*Aim*
Gather every line of the entries that includes the word "subheading".
——————————
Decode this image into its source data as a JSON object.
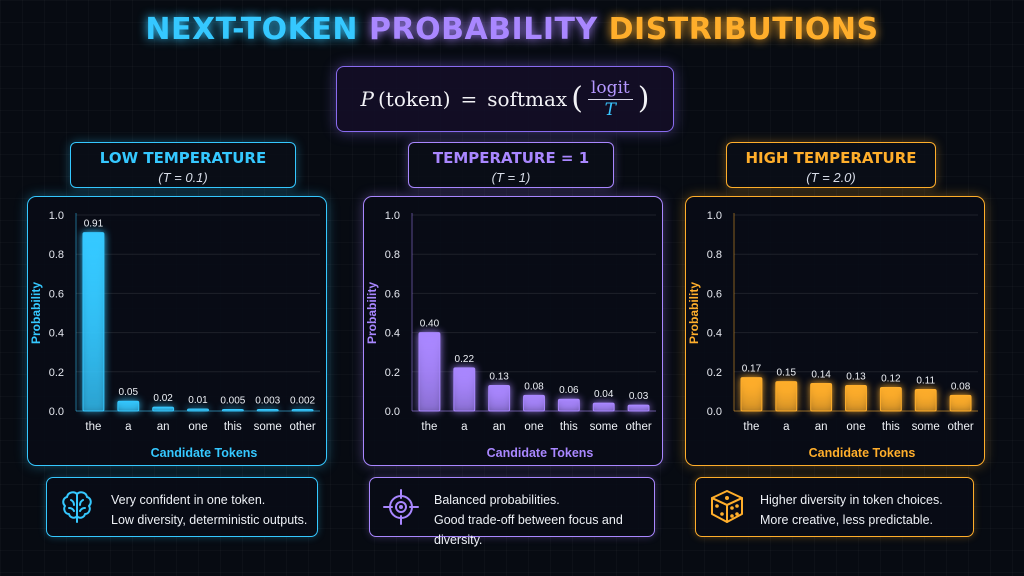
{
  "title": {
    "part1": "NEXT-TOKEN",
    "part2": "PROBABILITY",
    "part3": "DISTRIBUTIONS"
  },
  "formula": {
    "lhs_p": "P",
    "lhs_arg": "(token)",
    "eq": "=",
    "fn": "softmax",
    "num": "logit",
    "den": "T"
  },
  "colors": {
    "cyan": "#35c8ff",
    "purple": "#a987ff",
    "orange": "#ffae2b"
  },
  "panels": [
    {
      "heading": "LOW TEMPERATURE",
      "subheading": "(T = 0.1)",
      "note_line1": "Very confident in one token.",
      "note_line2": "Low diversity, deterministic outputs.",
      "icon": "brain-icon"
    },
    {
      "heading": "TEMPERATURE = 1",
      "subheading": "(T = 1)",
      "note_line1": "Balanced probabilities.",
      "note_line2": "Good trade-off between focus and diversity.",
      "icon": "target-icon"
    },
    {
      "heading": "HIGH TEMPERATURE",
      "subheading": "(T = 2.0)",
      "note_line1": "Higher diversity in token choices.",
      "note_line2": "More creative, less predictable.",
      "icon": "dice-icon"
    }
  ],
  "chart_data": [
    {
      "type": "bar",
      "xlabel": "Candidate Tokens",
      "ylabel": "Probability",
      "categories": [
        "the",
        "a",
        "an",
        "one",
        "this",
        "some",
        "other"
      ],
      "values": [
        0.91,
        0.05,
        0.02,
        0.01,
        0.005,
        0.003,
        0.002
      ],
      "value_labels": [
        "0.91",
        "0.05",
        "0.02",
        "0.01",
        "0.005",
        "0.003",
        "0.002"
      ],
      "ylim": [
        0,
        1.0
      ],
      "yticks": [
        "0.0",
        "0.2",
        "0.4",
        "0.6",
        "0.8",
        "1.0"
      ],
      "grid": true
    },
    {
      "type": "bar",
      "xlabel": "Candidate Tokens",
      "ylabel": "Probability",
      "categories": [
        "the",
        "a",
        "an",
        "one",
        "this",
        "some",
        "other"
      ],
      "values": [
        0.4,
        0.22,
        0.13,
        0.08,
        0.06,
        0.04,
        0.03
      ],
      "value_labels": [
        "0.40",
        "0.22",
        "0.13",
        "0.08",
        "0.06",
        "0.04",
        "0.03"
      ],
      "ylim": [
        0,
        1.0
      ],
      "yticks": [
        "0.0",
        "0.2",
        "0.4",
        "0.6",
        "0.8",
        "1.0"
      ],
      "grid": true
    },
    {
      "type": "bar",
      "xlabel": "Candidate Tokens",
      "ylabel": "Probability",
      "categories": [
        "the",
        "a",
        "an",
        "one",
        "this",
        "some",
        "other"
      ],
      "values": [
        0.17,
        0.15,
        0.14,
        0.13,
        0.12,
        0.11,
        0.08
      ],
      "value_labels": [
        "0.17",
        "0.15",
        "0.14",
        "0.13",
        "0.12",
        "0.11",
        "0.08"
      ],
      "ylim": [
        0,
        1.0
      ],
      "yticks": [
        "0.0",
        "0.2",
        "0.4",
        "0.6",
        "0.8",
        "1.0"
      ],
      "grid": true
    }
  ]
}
——————————
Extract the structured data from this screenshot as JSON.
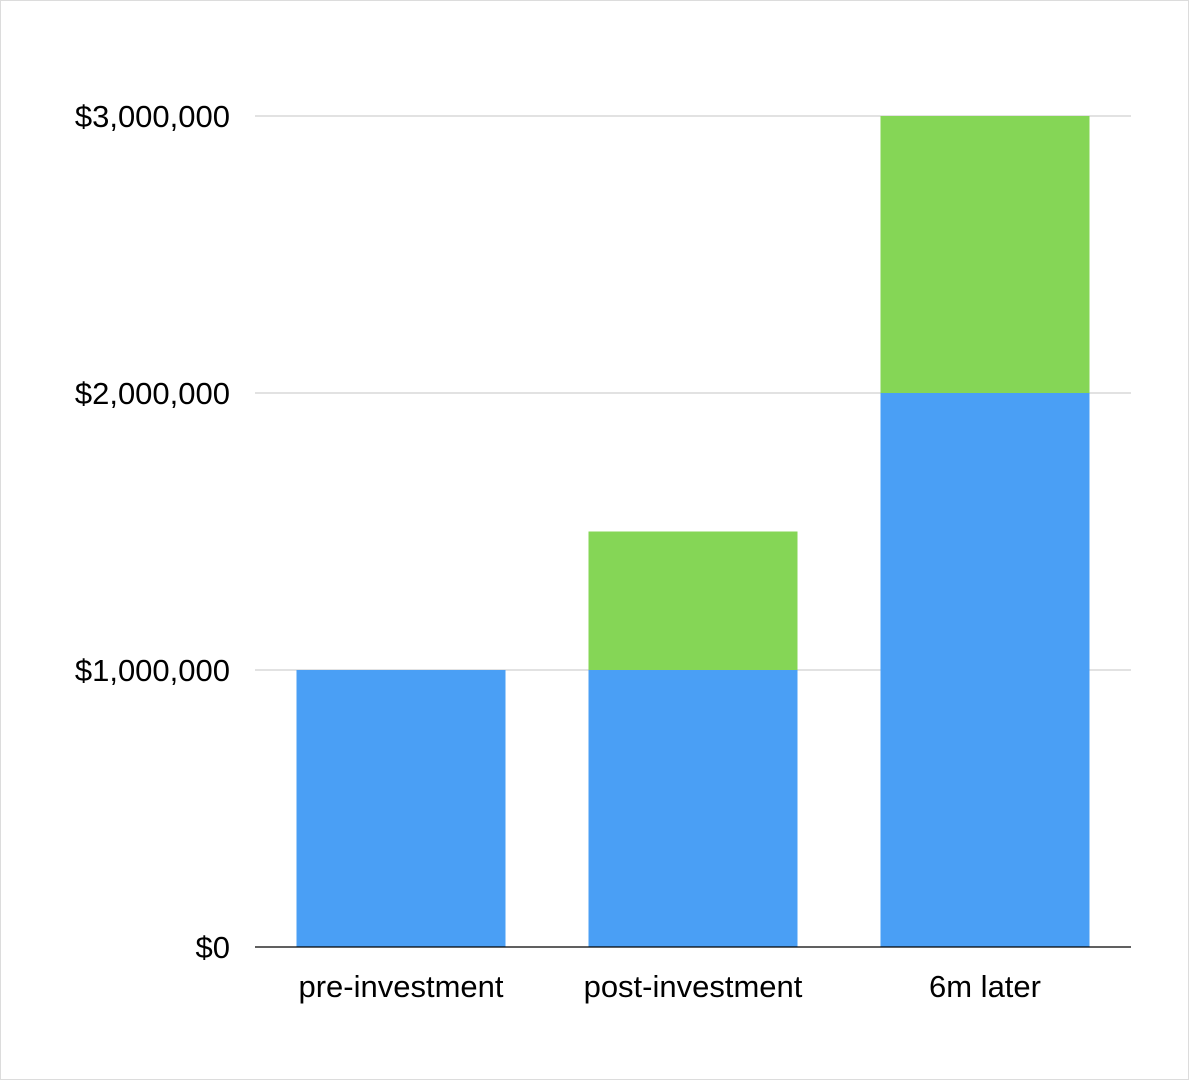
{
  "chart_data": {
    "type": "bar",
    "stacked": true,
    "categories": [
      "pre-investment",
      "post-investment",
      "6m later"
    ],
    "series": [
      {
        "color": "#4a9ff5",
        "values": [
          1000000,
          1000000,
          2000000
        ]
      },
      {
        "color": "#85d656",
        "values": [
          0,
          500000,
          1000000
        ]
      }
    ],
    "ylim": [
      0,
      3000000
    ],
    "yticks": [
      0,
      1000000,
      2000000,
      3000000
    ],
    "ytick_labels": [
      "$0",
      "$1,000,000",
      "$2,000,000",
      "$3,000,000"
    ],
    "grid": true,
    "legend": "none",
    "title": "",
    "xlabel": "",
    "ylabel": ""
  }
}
——————————
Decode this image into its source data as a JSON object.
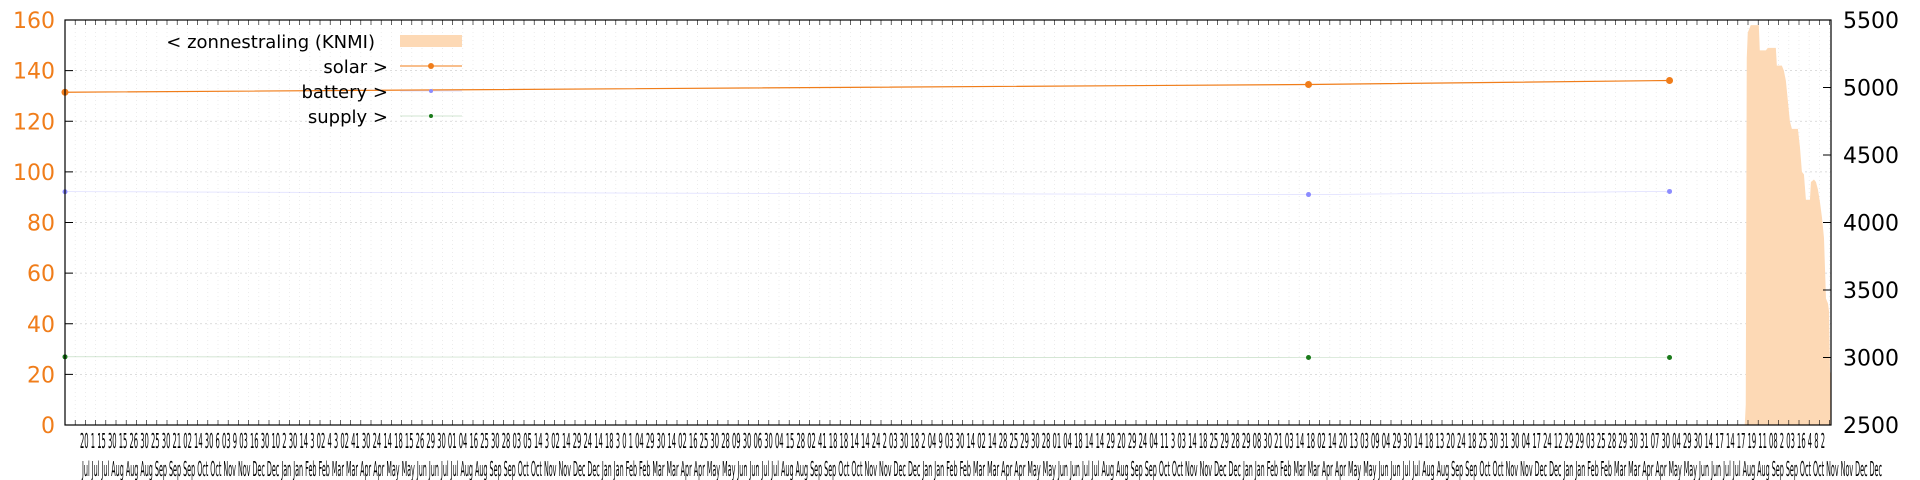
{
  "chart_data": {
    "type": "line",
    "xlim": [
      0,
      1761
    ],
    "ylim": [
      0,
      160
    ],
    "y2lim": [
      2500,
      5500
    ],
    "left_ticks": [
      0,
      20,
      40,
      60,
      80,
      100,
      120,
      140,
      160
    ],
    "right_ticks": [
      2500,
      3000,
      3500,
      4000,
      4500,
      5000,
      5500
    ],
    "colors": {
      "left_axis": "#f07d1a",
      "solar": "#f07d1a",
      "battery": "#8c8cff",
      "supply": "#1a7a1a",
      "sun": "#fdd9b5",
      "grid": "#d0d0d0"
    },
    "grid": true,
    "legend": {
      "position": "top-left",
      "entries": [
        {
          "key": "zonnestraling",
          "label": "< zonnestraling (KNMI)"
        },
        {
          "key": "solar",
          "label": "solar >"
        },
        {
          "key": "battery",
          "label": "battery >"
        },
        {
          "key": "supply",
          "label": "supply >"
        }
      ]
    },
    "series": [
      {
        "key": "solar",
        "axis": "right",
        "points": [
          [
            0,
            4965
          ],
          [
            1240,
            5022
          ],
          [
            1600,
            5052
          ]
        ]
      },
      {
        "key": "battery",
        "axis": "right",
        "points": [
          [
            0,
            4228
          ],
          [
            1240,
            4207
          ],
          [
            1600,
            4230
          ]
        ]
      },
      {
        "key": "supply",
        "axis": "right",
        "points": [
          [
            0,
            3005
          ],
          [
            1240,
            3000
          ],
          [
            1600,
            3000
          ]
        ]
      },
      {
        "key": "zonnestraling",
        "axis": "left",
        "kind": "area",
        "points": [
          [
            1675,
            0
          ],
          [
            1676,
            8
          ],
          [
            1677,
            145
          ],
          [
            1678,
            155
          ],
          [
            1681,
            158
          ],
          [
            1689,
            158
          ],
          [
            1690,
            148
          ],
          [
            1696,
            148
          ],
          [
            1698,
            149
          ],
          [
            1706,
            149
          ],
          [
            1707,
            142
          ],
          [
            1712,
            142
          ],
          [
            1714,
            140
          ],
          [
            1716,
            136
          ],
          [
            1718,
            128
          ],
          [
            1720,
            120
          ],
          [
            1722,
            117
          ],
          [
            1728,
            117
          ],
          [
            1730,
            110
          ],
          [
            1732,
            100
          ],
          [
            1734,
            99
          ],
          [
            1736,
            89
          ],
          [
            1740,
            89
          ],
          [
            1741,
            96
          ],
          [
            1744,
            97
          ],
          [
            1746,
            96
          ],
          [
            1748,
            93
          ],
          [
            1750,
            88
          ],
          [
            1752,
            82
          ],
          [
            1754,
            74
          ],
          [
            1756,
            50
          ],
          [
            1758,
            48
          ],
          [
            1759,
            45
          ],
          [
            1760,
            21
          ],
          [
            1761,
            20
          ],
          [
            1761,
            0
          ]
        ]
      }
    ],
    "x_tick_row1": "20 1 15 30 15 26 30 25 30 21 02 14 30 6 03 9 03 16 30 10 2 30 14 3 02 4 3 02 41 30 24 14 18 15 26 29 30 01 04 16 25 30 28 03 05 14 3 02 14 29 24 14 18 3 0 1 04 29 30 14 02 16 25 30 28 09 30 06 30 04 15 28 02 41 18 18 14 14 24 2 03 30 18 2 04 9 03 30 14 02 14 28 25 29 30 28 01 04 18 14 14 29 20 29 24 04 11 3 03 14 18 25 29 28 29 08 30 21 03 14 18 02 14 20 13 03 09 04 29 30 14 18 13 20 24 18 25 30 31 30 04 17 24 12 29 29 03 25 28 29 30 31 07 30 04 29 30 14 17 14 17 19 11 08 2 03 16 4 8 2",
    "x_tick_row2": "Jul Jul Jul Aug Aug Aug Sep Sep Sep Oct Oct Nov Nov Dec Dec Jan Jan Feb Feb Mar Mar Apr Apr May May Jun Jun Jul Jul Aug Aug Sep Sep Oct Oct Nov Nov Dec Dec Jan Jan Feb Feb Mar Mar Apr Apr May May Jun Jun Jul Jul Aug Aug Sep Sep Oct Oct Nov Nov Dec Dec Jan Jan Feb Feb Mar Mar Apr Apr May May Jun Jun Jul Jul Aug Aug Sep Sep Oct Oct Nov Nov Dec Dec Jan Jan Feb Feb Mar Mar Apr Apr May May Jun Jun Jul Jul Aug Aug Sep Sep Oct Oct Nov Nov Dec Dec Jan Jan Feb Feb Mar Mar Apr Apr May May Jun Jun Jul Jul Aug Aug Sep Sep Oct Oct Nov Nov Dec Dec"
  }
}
——————————
*Exercise solution*
      "subheading": "(T = 0.1)",
      "subheading": "(T = 1)",
      "subheading": "(T = 2.0)",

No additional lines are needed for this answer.